Read the lines below. Copy out any that hold the string "ఆవరణ".
======== Excerpted data
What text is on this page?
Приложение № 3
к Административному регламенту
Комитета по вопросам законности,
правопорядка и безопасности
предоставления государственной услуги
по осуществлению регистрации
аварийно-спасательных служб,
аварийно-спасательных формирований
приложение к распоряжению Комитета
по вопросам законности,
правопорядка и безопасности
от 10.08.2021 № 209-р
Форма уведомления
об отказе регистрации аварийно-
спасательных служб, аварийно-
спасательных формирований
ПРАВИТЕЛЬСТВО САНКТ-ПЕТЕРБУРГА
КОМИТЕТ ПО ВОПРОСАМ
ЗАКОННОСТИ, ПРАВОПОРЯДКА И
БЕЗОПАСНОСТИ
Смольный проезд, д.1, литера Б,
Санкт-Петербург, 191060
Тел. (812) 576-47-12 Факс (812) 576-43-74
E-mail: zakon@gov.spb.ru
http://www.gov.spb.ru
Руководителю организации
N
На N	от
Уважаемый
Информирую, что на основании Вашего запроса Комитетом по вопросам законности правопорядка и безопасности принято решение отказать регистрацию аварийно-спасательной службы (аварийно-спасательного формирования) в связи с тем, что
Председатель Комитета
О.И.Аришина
================
======== Excerpted data
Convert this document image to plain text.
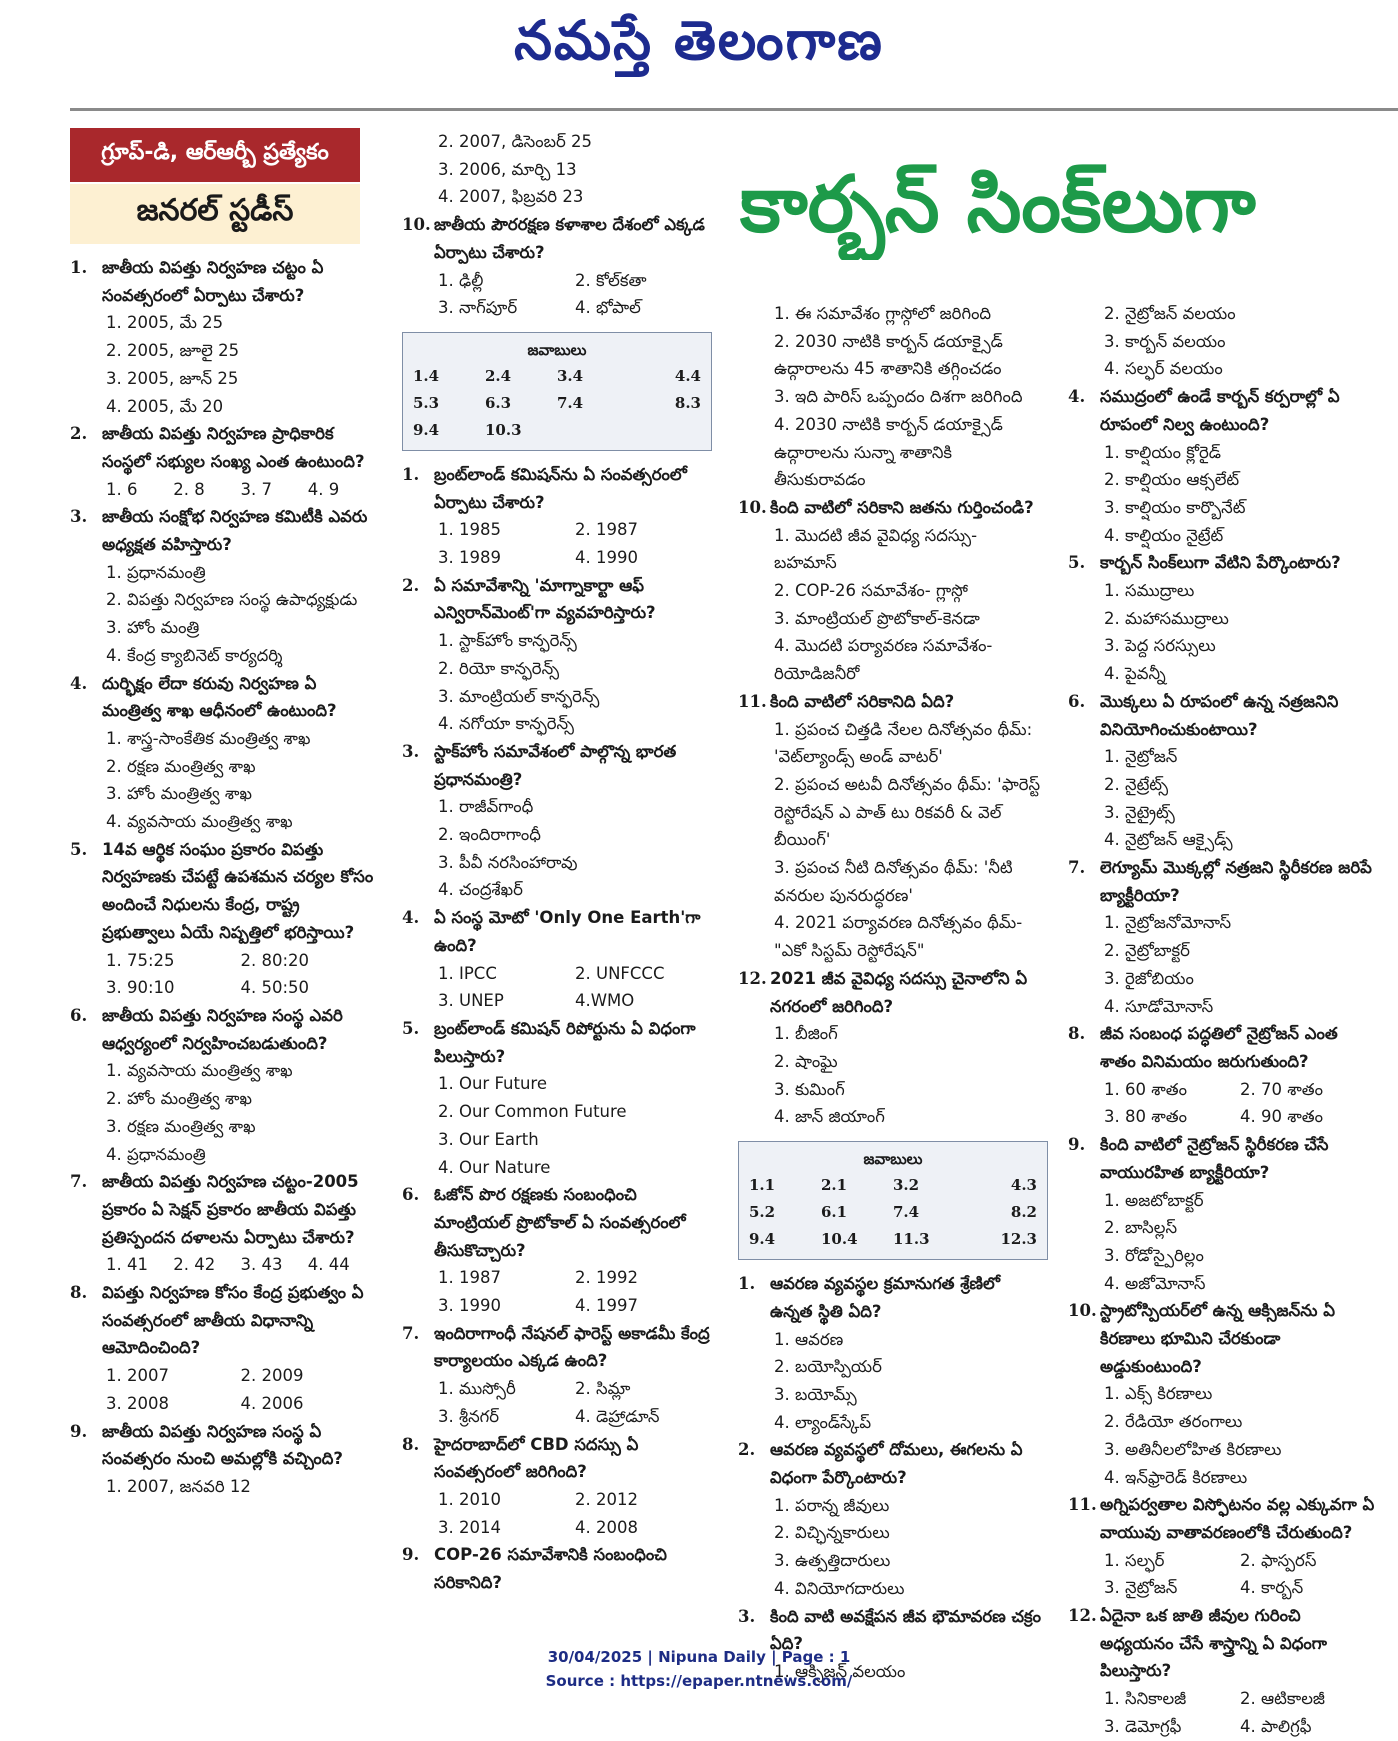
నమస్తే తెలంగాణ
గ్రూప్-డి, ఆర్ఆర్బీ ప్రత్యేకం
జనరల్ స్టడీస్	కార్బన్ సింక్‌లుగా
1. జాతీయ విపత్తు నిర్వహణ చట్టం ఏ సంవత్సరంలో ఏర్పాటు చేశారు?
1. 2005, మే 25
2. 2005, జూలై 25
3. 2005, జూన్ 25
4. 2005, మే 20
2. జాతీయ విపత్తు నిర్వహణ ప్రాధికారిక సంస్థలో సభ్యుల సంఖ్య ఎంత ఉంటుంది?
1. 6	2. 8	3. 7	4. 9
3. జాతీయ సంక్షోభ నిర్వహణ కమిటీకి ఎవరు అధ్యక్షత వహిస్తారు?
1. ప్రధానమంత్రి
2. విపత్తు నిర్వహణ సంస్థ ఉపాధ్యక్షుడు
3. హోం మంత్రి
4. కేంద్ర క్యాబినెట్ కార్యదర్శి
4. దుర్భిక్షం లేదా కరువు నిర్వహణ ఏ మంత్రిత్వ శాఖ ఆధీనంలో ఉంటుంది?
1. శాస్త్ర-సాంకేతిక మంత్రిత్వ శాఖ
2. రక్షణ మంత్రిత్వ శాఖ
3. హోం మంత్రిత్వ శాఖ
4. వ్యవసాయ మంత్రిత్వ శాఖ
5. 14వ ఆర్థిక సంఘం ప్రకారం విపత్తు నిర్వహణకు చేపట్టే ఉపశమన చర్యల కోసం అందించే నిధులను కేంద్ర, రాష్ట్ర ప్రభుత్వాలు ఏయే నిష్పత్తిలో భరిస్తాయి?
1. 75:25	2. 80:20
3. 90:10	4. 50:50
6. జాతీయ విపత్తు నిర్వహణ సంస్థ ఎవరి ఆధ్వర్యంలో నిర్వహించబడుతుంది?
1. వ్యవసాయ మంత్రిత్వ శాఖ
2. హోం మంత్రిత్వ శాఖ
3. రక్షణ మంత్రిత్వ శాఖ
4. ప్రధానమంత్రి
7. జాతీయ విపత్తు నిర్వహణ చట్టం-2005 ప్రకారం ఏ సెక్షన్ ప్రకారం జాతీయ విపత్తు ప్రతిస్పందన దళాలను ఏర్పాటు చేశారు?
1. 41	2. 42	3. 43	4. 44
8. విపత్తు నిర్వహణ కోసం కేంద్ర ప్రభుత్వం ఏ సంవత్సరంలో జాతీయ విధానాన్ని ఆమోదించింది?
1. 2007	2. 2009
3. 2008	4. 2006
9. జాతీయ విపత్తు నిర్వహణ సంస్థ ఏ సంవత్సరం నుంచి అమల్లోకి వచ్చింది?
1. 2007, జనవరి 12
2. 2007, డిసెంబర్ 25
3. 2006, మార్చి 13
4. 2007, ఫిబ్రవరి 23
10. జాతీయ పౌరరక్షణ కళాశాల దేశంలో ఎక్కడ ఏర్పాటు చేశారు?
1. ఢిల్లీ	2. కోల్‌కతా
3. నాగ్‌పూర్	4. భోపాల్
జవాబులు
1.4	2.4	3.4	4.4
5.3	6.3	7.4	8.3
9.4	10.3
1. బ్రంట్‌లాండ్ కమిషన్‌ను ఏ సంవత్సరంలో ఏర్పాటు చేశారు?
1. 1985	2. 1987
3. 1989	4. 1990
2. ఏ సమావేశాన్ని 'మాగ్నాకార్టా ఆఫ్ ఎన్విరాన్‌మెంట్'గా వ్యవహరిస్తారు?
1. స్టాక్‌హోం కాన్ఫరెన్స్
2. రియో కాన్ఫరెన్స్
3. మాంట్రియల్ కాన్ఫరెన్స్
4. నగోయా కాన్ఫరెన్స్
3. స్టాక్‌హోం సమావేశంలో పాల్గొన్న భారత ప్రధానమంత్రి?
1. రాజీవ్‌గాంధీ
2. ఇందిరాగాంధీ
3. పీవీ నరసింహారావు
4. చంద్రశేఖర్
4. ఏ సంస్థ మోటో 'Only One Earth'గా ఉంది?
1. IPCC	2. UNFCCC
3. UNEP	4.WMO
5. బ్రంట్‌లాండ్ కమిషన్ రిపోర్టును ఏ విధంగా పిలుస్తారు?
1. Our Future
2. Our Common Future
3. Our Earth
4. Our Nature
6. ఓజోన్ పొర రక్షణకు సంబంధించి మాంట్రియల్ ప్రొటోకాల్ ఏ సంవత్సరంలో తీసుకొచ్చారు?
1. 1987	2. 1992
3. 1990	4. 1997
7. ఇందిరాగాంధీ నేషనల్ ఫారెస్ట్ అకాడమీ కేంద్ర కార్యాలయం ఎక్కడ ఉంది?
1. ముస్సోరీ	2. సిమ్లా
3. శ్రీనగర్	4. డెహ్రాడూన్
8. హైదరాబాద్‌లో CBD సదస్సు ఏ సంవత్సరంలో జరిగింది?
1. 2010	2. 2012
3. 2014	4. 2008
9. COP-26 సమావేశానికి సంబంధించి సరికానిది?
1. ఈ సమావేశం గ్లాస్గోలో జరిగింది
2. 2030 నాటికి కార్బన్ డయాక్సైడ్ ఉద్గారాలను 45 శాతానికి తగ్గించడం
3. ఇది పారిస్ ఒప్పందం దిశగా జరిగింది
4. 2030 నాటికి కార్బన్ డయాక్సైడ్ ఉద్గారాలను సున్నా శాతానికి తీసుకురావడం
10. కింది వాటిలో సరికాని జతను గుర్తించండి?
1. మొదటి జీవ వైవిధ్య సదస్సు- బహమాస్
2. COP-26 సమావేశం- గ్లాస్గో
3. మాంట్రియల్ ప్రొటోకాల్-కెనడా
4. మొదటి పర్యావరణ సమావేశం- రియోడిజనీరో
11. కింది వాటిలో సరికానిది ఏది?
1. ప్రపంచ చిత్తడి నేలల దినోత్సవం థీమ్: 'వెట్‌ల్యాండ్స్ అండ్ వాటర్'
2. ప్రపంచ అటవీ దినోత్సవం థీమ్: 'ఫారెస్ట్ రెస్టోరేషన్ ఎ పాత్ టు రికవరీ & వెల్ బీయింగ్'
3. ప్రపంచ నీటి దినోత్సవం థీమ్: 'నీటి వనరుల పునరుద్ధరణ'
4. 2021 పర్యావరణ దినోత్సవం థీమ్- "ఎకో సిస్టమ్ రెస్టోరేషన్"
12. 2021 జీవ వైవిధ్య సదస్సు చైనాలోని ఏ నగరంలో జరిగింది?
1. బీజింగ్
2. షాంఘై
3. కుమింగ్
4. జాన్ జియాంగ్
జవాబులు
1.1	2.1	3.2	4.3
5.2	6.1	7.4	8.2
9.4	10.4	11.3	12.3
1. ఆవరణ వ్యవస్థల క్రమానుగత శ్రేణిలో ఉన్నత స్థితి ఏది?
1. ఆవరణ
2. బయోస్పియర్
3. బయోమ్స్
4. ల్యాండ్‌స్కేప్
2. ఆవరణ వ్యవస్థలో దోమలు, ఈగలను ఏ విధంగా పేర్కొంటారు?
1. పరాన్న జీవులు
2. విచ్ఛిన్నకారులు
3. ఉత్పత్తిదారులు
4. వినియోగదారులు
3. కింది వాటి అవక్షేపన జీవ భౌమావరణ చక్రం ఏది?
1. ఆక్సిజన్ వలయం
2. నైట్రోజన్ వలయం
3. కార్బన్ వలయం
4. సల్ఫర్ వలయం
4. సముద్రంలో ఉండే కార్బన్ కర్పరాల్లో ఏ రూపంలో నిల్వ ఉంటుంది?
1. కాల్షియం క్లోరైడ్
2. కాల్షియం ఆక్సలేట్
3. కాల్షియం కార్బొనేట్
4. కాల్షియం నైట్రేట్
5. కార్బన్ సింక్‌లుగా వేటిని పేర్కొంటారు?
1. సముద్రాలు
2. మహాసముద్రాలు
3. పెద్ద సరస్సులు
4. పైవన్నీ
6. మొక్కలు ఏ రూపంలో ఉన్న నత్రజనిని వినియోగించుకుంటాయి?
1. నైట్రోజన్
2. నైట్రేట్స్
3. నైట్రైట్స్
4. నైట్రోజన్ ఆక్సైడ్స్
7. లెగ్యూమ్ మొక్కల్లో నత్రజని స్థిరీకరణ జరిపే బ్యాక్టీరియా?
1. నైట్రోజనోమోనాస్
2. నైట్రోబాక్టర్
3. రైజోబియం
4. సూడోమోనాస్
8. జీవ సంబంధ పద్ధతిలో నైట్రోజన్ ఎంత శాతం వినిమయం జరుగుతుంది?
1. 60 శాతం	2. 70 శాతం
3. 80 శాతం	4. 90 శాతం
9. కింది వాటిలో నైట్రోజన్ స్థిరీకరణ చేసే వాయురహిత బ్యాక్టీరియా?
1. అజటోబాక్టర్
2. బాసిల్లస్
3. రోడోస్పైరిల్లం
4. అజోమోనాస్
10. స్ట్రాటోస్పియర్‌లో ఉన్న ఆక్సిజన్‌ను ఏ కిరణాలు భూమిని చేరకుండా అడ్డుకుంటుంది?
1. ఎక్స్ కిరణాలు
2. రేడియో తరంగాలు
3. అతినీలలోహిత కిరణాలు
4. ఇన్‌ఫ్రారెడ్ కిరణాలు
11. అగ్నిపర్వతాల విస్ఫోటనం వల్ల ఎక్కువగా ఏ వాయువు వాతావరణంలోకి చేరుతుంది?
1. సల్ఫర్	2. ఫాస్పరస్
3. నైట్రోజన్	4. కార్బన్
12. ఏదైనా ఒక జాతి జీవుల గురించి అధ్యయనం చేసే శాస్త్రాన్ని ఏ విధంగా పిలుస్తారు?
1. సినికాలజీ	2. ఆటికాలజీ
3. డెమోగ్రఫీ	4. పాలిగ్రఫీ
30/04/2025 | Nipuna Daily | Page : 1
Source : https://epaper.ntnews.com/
================
Task response —
1. ఆవరణ వ్యవస్థల క్రమానుగత శ్రేణిలో ఉన్నత స్థితి ఏది?
1. ఆవరణ
2. ఆవరణ వ్యవస్థలో దోమలు, ఈగలను ఏ విధంగా పేర్కొంటారు?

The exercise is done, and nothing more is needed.